--- BEGIN Records shown ---
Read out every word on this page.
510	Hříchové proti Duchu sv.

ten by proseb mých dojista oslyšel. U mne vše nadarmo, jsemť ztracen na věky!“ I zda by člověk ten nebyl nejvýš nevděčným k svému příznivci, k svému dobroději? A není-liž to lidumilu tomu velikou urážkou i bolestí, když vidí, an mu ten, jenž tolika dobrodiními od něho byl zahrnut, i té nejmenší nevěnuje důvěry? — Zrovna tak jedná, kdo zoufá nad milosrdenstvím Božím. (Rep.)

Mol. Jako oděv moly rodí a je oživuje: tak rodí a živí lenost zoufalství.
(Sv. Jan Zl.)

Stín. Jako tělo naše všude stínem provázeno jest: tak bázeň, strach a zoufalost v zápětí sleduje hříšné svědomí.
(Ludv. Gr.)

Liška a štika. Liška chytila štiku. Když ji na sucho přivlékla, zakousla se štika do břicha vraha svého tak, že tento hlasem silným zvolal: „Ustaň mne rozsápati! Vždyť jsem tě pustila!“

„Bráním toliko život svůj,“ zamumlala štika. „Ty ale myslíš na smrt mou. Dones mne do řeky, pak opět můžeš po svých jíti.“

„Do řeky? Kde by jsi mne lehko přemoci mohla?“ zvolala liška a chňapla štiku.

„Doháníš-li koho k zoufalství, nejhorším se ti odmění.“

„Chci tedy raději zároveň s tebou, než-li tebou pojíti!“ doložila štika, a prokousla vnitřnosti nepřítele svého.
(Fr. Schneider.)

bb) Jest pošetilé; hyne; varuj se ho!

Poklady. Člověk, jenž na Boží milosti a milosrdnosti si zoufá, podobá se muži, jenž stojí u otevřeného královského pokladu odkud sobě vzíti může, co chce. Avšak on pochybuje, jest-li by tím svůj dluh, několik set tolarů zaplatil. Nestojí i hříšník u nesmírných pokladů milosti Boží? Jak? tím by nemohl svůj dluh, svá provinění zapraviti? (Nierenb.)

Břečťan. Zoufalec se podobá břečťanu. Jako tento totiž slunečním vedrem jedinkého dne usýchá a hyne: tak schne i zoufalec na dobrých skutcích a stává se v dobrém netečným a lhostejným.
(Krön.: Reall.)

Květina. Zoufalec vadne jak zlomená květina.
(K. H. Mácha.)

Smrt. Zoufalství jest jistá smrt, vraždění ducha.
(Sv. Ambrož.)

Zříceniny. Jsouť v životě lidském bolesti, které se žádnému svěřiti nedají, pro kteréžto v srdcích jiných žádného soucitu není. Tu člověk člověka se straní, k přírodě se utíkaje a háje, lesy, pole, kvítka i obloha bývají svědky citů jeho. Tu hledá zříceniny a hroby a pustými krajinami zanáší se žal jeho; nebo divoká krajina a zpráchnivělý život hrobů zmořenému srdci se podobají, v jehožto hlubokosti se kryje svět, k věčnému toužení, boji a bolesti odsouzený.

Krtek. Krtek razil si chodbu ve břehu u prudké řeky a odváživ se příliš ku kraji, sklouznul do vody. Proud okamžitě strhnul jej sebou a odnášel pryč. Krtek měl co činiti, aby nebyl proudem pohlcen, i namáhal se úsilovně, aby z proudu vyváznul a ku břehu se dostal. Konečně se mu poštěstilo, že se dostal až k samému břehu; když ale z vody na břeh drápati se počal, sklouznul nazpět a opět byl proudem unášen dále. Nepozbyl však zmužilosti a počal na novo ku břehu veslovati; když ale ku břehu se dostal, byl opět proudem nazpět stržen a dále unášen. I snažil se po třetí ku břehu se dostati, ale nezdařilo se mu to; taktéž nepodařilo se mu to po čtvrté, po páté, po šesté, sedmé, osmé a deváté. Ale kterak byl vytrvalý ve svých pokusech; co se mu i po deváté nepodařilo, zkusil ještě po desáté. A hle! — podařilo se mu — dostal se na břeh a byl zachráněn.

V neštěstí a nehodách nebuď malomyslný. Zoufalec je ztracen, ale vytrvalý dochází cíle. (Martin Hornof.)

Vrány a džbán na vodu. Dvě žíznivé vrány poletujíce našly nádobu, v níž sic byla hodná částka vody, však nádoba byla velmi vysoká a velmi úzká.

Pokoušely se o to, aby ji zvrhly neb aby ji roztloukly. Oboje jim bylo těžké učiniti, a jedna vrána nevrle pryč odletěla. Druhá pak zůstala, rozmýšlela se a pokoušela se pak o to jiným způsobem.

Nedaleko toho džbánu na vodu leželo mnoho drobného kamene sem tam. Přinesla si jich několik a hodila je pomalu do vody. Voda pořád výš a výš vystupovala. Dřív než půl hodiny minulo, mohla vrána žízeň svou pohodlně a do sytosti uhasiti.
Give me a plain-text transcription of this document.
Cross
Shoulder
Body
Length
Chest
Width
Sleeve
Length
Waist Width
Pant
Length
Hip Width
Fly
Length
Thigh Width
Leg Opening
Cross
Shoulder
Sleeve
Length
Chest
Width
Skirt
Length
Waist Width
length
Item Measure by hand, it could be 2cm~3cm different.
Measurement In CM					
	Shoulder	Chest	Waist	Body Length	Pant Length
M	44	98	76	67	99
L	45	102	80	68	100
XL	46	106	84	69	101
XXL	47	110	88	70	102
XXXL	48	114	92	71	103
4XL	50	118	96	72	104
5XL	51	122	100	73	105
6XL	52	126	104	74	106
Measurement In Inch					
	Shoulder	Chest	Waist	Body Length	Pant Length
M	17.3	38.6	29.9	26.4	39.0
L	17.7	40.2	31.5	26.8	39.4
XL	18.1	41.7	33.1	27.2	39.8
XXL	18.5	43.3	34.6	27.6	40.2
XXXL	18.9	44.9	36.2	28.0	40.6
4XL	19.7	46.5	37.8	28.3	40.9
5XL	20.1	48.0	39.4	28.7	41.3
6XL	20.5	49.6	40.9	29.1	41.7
--- END Records shown ---
Exercise requirements -
From the records above, pull out each line that has "svého".

Answer to the exercise -
Liška a štika. Liška chytila štiku. Když ji na sucho přivlékla, zakousla se štika do břicha vraha svého tak, že tento hlasem silným zvolal: „Ustaň mne rozsápati! Vždyť jsem tě pustila!“
„Chci tedy raději zároveň s tebou, než-li tebou pojíti!“ doložila štika, a prokousla vnitřnosti nepřítele svého.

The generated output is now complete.